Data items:

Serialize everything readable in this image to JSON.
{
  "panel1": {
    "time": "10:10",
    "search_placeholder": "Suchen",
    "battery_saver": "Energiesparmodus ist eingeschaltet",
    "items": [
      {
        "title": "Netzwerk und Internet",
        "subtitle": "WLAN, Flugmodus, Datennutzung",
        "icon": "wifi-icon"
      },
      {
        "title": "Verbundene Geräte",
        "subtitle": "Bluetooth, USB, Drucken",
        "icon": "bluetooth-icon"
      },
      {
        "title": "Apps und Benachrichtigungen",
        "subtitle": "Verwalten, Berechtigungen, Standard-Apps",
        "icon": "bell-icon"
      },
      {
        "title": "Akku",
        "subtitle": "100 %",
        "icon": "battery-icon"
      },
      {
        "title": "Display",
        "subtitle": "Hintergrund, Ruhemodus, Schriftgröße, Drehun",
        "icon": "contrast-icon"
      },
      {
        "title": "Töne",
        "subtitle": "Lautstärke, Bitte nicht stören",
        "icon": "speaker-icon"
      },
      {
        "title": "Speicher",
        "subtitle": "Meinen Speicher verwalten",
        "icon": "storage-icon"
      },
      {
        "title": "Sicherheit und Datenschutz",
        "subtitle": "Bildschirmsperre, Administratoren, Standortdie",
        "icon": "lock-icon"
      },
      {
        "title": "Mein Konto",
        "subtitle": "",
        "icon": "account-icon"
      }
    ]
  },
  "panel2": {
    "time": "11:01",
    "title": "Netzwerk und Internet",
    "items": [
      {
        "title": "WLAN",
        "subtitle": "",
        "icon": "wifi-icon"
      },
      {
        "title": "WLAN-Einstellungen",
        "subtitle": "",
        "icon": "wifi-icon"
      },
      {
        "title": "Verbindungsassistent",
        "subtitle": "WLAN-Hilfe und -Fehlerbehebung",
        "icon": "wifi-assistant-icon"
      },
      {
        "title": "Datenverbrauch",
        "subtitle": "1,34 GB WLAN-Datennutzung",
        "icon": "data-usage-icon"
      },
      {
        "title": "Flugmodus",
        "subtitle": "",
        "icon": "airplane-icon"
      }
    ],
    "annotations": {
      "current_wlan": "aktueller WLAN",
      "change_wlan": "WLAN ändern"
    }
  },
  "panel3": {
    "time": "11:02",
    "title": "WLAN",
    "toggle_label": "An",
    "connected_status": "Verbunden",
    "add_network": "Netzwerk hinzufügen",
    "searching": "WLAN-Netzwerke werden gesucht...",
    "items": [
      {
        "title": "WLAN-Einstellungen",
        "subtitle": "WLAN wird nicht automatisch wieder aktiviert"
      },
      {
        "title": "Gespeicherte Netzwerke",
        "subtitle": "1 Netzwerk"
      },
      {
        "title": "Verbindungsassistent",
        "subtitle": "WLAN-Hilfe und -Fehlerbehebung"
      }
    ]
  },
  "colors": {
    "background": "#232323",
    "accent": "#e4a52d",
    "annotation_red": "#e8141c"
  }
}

§ Work to do:
Write down the full listing again, exactly.

§ Completed task:
Serialize everything readable in this image to JSON.
{
  "panel1": {
    "time": "10:10",
    "search_placeholder": "Suchen",
    "battery_saver": "Energiesparmodus ist eingeschaltet",
    "items": [
      {
        "title": "Netzwerk und Internet",
        "subtitle": "WLAN, Flugmodus, Datennutzung",
        "icon": "wifi-icon"
      },
      {
        "title": "Verbundene Geräte",
        "subtitle": "Bluetooth, USB, Drucken",
        "icon": "bluetooth-icon"
      },
      {
        "title": "Apps und Benachrichtigungen",
        "subtitle": "Verwalten, Berechtigungen, Standard-Apps",
        "icon": "bell-icon"
      },
      {
        "title": "Akku",
        "subtitle": "100 %",
        "icon": "battery-icon"
      },
      {
        "title": "Display",
        "subtitle": "Hintergrund, Ruhemodus, Schriftgröße, Drehun",
        "icon": "contrast-icon"
      },
      {
        "title": "Töne",
        "subtitle": "Lautstärke, Bitte nicht stören",
        "icon": "speaker-icon"
      },
      {
        "title": "Speicher",
        "subtitle": "Meinen Speicher verwalten",
        "icon": "storage-icon"
      },
      {
        "title": "Sicherheit und Datenschutz",
        "subtitle": "Bildschirmsperre, Administratoren, Standortdie",
        "icon": "lock-icon"
      },
      {
        "title": "Mein Konto",
        "subtitle": "",
        "icon": "account-icon"
      }
    ]
  },
  "panel2": {
    "time": "11:01",
    "title": "Netzwerk und Internet",
    "items": [
      {
        "title": "WLAN",
        "subtitle": "",
        "icon": "wifi-icon"
      },
      {
        "title": "WLAN-Einstellungen",
        "subtitle": "",
        "icon": "wifi-icon"
      },
      {
        "title": "Verbindungsassistent",
        "subtitle": "WLAN-Hilfe und -Fehlerbehebung",
        "icon": "wifi-assistant-icon"
      },
      {
        "title": "Datenverbrauch",
        "subtitle": "1,34 GB WLAN-Datennutzung",
        "icon": "data-usage-icon"
      },
      {
        "title": "Flugmodus",
        "subtitle": "",
        "icon": "airplane-icon"
      }
    ],
    "annotations": {
      "current_wlan": "aktueller WLAN",
      "change_wlan": "WLAN ändern"
    }
  },
  "panel3": {
    "time": "11:02",
    "title": "WLAN",
    "toggle_label": "An",
    "connected_status": "Verbunden",
    "add_network": "Netzwerk hinzufügen",
    "searching": "WLAN-Netzwerke werden gesucht...",
    "items": [
      {
        "title": "WLAN-Einstellungen",
        "subtitle": "WLAN wird nicht automatisch wieder aktiviert"
      },
      {
        "title": "Gespeicherte Netzwerke",
        "subtitle": "1 Netzwerk"
      },
      {
        "title": "Verbindungsassistent",
        "subtitle": "WLAN-Hilfe und -Fehlerbehebung"
      }
    ]
  },
  "colors": {
    "background": "#232323",
    "accent": "#e4a52d",
    "annotation_red": "#e8141c"
  }
}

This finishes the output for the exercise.